#### The data
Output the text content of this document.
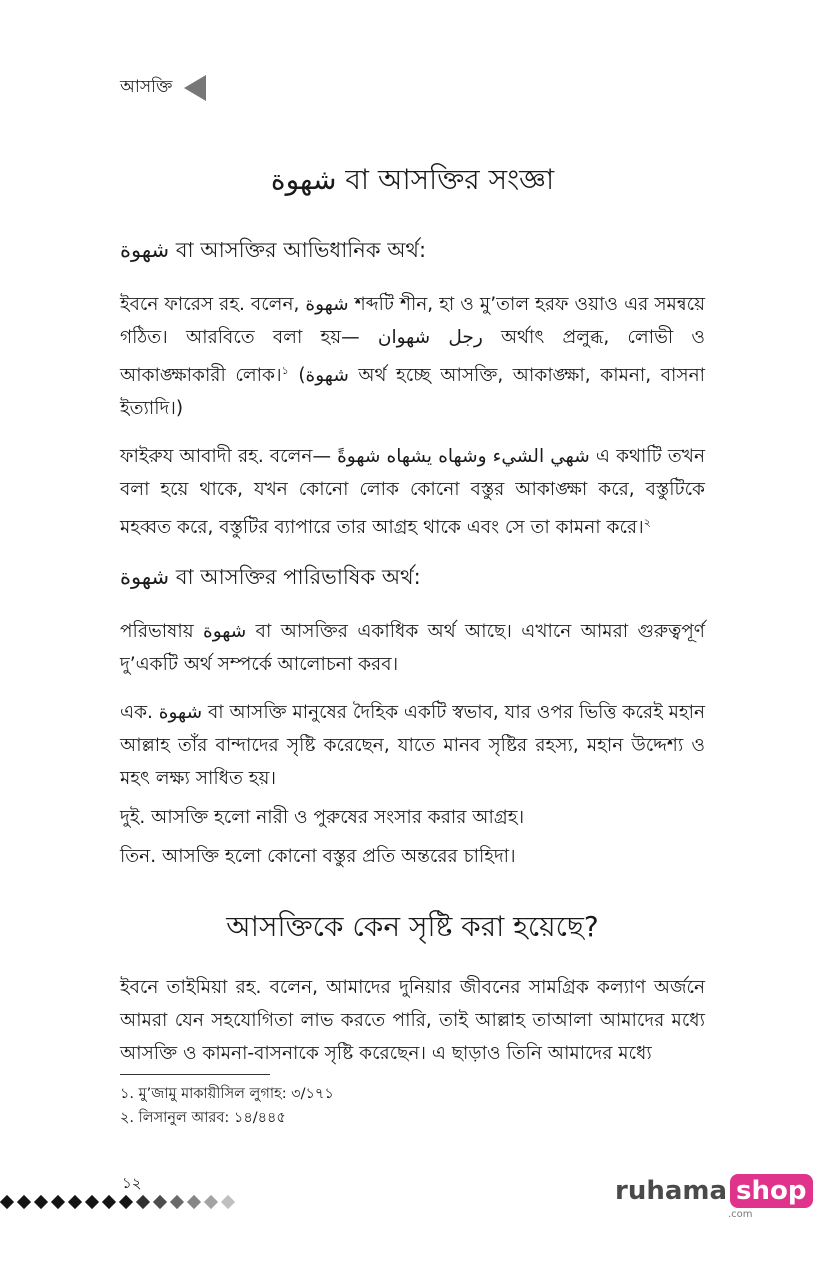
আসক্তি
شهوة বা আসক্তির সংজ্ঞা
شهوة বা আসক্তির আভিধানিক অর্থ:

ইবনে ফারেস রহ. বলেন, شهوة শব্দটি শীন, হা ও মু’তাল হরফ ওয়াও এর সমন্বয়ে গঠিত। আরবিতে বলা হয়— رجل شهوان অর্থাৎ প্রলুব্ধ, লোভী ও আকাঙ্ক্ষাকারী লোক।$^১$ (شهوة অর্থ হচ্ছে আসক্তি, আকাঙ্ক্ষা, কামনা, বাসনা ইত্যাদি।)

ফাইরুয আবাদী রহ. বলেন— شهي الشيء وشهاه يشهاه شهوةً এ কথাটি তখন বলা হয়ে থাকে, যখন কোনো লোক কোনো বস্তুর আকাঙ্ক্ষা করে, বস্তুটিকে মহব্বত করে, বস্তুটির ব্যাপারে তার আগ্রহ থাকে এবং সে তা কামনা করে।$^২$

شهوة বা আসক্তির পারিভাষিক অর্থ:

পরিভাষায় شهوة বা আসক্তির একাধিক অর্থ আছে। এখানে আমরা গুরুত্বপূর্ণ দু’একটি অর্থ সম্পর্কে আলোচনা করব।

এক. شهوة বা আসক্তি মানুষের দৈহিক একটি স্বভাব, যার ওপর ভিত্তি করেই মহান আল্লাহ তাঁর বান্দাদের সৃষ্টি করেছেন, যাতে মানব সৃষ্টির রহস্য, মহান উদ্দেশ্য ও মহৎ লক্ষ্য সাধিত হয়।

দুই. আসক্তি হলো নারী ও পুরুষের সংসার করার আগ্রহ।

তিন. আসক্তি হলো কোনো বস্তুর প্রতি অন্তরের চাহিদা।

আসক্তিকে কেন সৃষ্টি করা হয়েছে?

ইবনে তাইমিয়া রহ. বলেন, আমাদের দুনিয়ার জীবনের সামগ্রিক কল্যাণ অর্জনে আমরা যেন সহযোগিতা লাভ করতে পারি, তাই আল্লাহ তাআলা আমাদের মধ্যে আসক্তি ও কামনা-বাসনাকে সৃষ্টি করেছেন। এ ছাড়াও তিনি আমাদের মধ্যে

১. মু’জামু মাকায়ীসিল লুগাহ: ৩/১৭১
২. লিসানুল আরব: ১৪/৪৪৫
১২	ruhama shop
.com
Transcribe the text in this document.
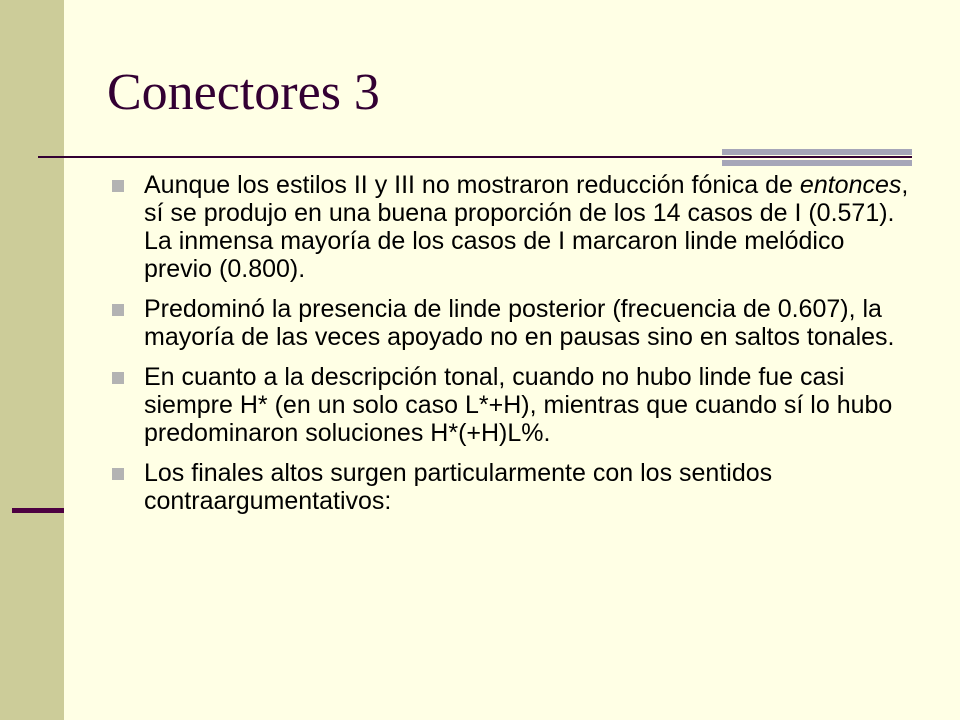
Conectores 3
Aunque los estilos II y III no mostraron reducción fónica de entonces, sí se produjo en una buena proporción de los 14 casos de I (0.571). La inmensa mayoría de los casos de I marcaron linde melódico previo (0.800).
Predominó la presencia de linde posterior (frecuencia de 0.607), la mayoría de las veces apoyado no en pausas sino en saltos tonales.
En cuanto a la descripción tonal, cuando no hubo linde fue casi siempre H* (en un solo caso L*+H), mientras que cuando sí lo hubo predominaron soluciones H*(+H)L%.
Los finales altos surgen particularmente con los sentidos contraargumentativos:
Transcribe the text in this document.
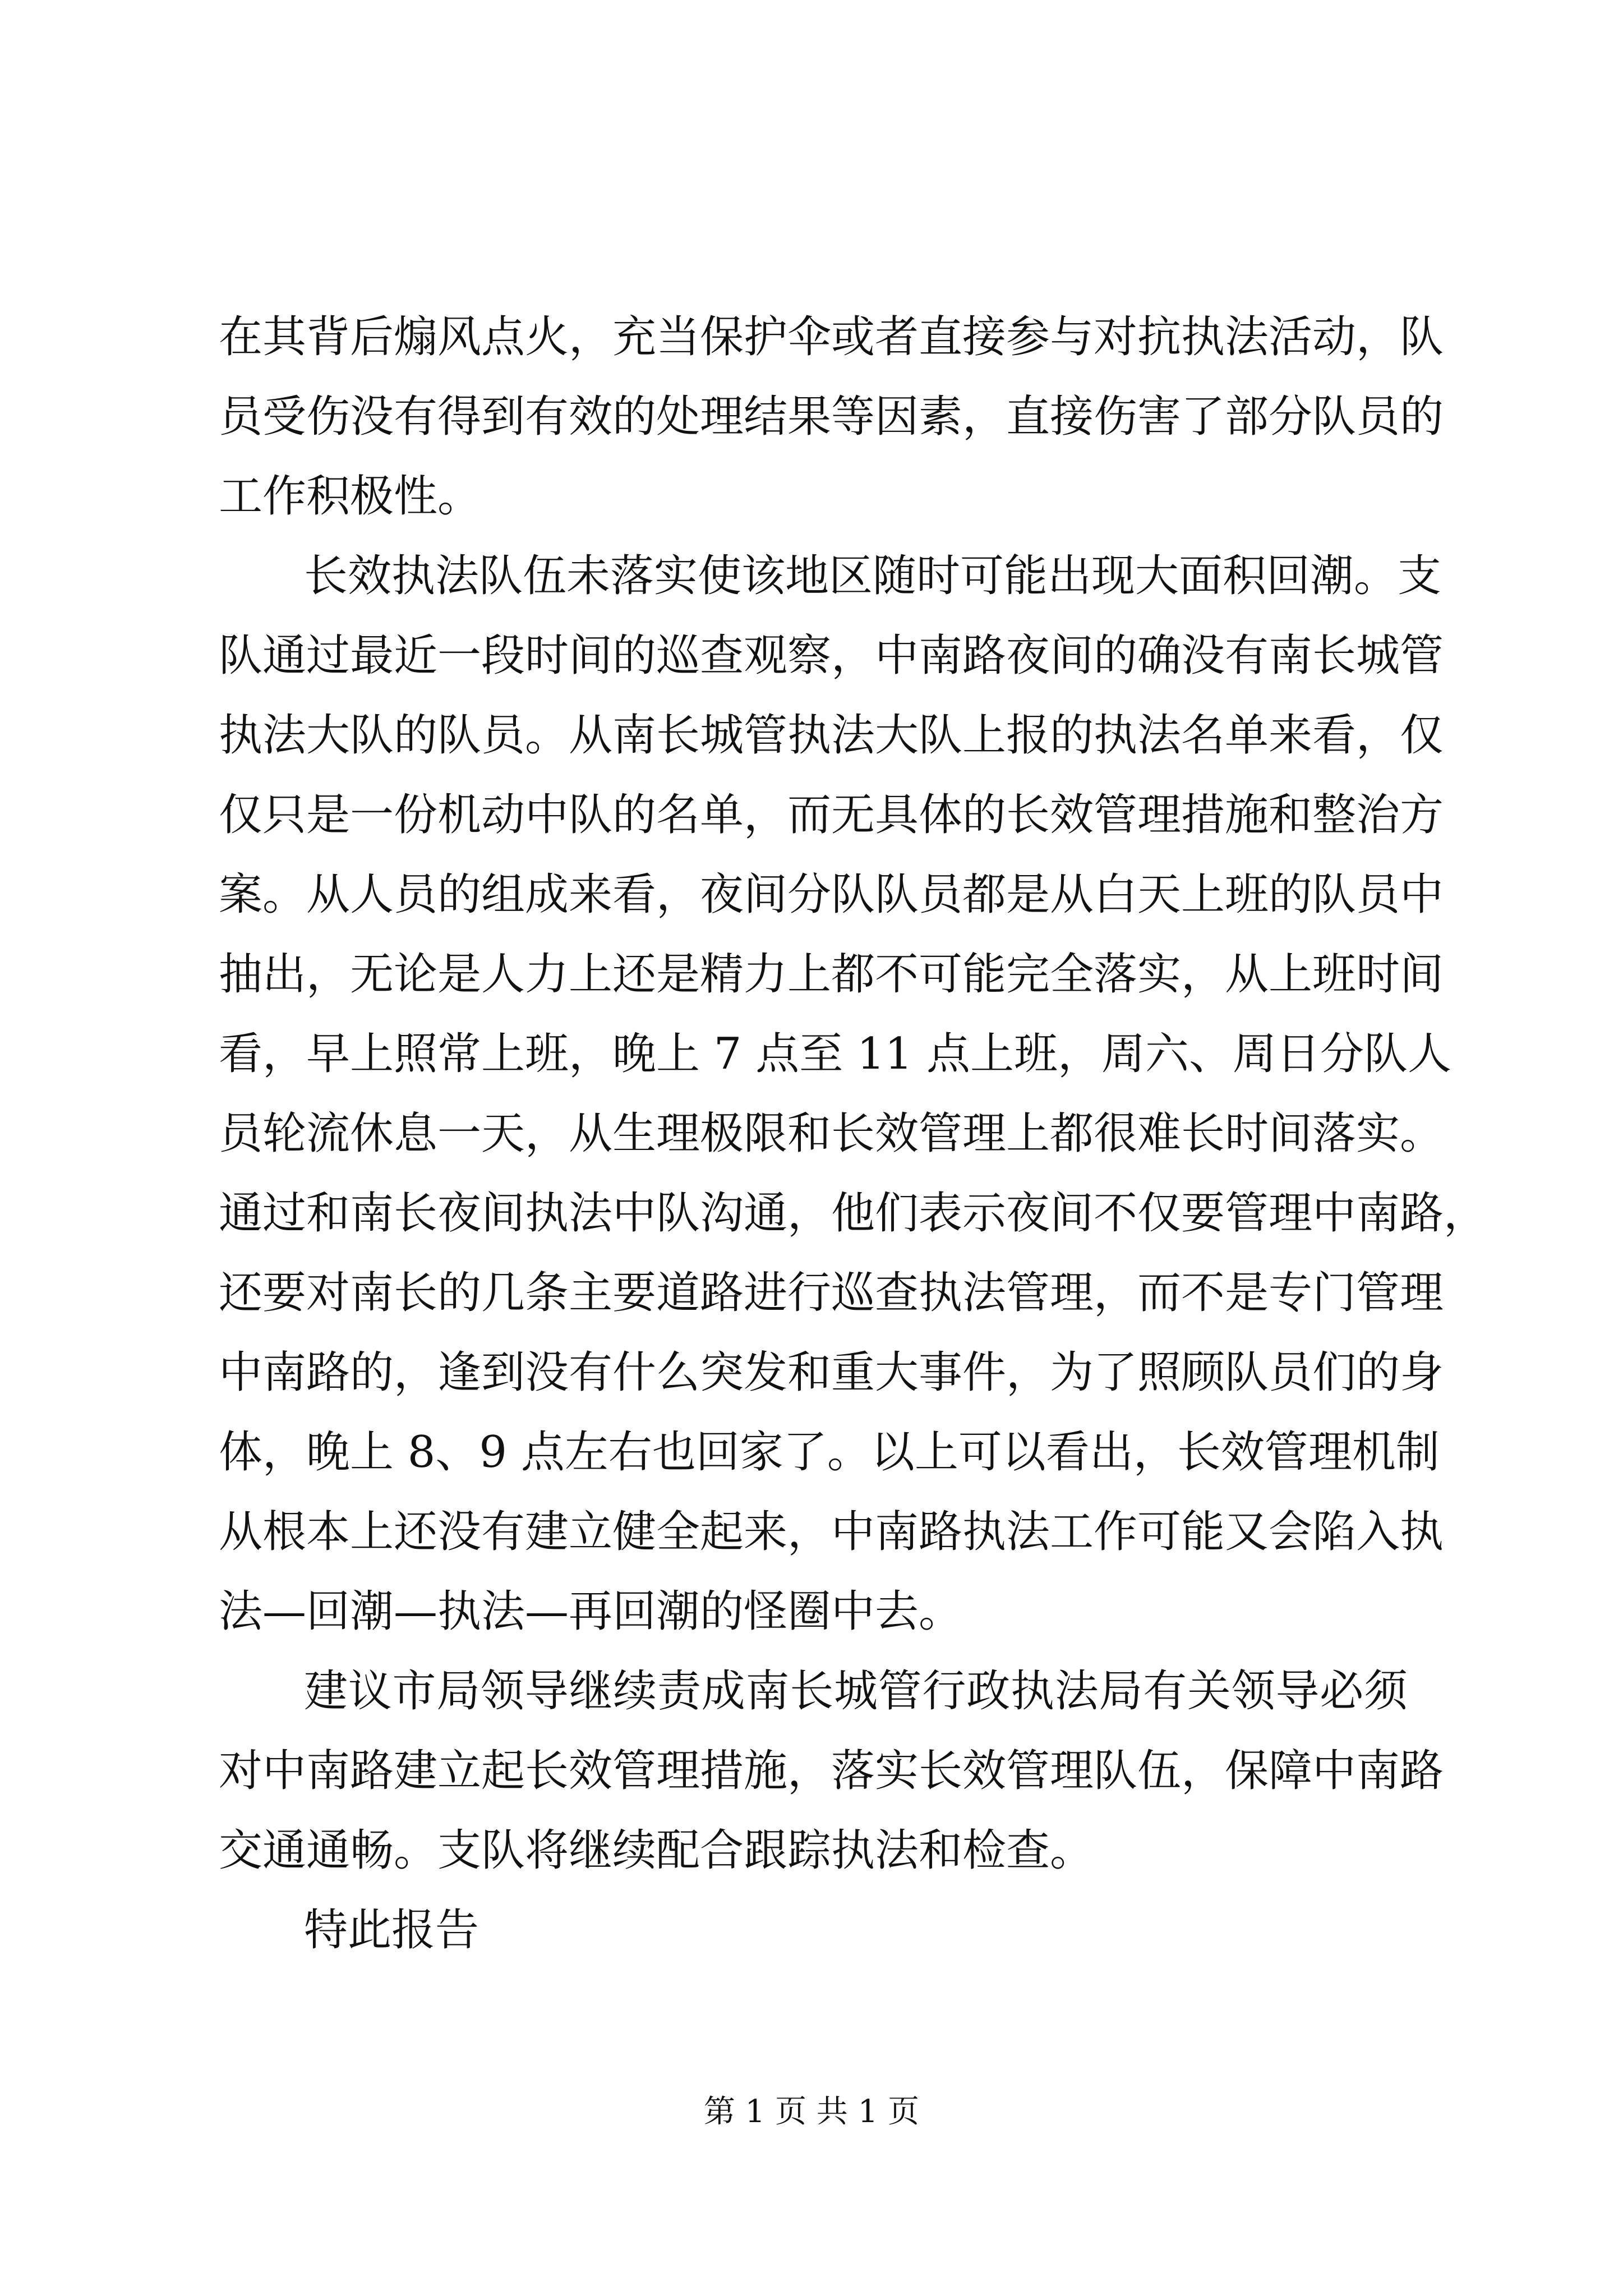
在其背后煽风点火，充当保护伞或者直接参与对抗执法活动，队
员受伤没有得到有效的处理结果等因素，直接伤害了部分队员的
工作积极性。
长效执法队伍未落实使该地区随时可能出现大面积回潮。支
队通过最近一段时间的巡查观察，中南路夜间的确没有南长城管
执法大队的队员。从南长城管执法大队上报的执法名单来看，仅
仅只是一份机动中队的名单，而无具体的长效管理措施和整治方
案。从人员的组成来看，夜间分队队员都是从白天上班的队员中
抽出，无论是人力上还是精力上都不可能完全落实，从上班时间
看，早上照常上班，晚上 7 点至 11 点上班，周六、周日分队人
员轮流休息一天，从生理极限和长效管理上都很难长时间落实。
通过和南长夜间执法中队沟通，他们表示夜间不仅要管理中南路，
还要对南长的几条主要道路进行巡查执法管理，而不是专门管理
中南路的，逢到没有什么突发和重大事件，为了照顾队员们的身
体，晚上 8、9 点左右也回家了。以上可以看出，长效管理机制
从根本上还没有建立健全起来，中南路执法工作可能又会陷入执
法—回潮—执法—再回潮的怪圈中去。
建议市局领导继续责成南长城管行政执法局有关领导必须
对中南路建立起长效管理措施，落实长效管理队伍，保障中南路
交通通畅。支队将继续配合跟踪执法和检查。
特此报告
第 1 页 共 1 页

#### What is asked
Copy each line of the records precisely and drop any images they hold.

#### Response to this task
Output the text content of this document.
আসক্তি
شهوة বা আসক্তির সংজ্ঞা
شهوة বা আসক্তির আভিধানিক অর্থ:

ইবনে ফারেস রহ. বলেন, شهوة শব্দটি শীন, হা ও মু’তাল হরফ ওয়াও এর সমন্বয়ে গঠিত। আরবিতে বলা হয়— رجل شهوان অর্থাৎ প্রলুব্ধ, লোভী ও আকাঙ্ক্ষাকারী লোক।$^১$ (شهوة অর্থ হচ্ছে আসক্তি, আকাঙ্ক্ষা, কামনা, বাসনা ইত্যাদি।)

ফাইরুয আবাদী রহ. বলেন— شهي الشيء وشهاه يشهاه شهوةً এ কথাটি তখন বলা হয়ে থাকে, যখন কোনো লোক কোনো বস্তুর আকাঙ্ক্ষা করে, বস্তুটিকে মহব্বত করে, বস্তুটির ব্যাপারে তার আগ্রহ থাকে এবং সে তা কামনা করে।$^২$

شهوة বা আসক্তির পারিভাষিক অর্থ:

পরিভাষায় شهوة বা আসক্তির একাধিক অর্থ আছে। এখানে আমরা গুরুত্বপূর্ণ দু’একটি অর্থ সম্পর্কে আলোচনা করব।

এক. شهوة বা আসক্তি মানুষের দৈহিক একটি স্বভাব, যার ওপর ভিত্তি করেই মহান আল্লাহ তাঁর বান্দাদের সৃষ্টি করেছেন, যাতে মানব সৃষ্টির রহস্য, মহান উদ্দেশ্য ও মহৎ লক্ষ্য সাধিত হয়।

দুই. আসক্তি হলো নারী ও পুরুষের সংসার করার আগ্রহ।

তিন. আসক্তি হলো কোনো বস্তুর প্রতি অন্তরের চাহিদা।

আসক্তিকে কেন সৃষ্টি করা হয়েছে?

ইবনে তাইমিয়া রহ. বলেন, আমাদের দুনিয়ার জীবনের সামগ্রিক কল্যাণ অর্জনে আমরা যেন সহযোগিতা লাভ করতে পারি, তাই আল্লাহ তাআলা আমাদের মধ্যে আসক্তি ও কামনা-বাসনাকে সৃষ্টি করেছেন। এ ছাড়াও তিনি আমাদের মধ্যে

১. মু’জামু মাকায়ীসিল লুগাহ: ৩/১৭১
২. লিসানুল আরব: ১৪/৪৪৫
১২	ruhama shop
.com
Transcribe the text in this document.
Conectores 3
Aunque los estilos II y III no mostraron reducción fónica de entonces, sí se produjo en una buena proporción de los 14 casos de I (0.571). La inmensa mayoría de los casos de I marcaron linde melódico previo (0.800).
Predominó la presencia de linde posterior (frecuencia de 0.607), la mayoría de las veces apoyado no en pausas sino en saltos tonales.
En cuanto a la descripción tonal, cuando no hubo linde fue casi siempre H* (en un solo caso L*+H), mientras que cuando sí lo hubo predominaron soluciones H*(+H)L%.
Los finales altos surgen particularmente con los sentidos contraargumentativos:
Transcribe the text in this document.
在其背后煽风点火，充当保护伞或者直接参与对抗执法活动，队
员受伤没有得到有效的处理结果等因素，直接伤害了部分队员的
工作积极性。
长效执法队伍未落实使该地区随时可能出现大面积回潮。支
队通过最近一段时间的巡查观察，中南路夜间的确没有南长城管
执法大队的队员。从南长城管执法大队上报的执法名单来看，仅
仅只是一份机动中队的名单，而无具体的长效管理措施和整治方
案。从人员的组成来看，夜间分队队员都是从白天上班的队员中
抽出，无论是人力上还是精力上都不可能完全落实，从上班时间
看，早上照常上班，晚上 7 点至 11 点上班，周六、周日分队人
员轮流休息一天，从生理极限和长效管理上都很难长时间落实。
通过和南长夜间执法中队沟通，他们表示夜间不仅要管理中南路，
还要对南长的几条主要道路进行巡查执法管理，而不是专门管理
中南路的，逢到没有什么突发和重大事件，为了照顾队员们的身
体，晚上 8、9 点左右也回家了。以上可以看出，长效管理机制
从根本上还没有建立健全起来，中南路执法工作可能又会陷入执
法—回潮—执法—再回潮的怪圈中去。
建议市局领导继续责成南长城管行政执法局有关领导必须
对中南路建立起长效管理措施，落实长效管理队伍，保障中南路
交通通畅。支队将继续配合跟踪执法和检查。
特此报告
第 1 页 共 1 页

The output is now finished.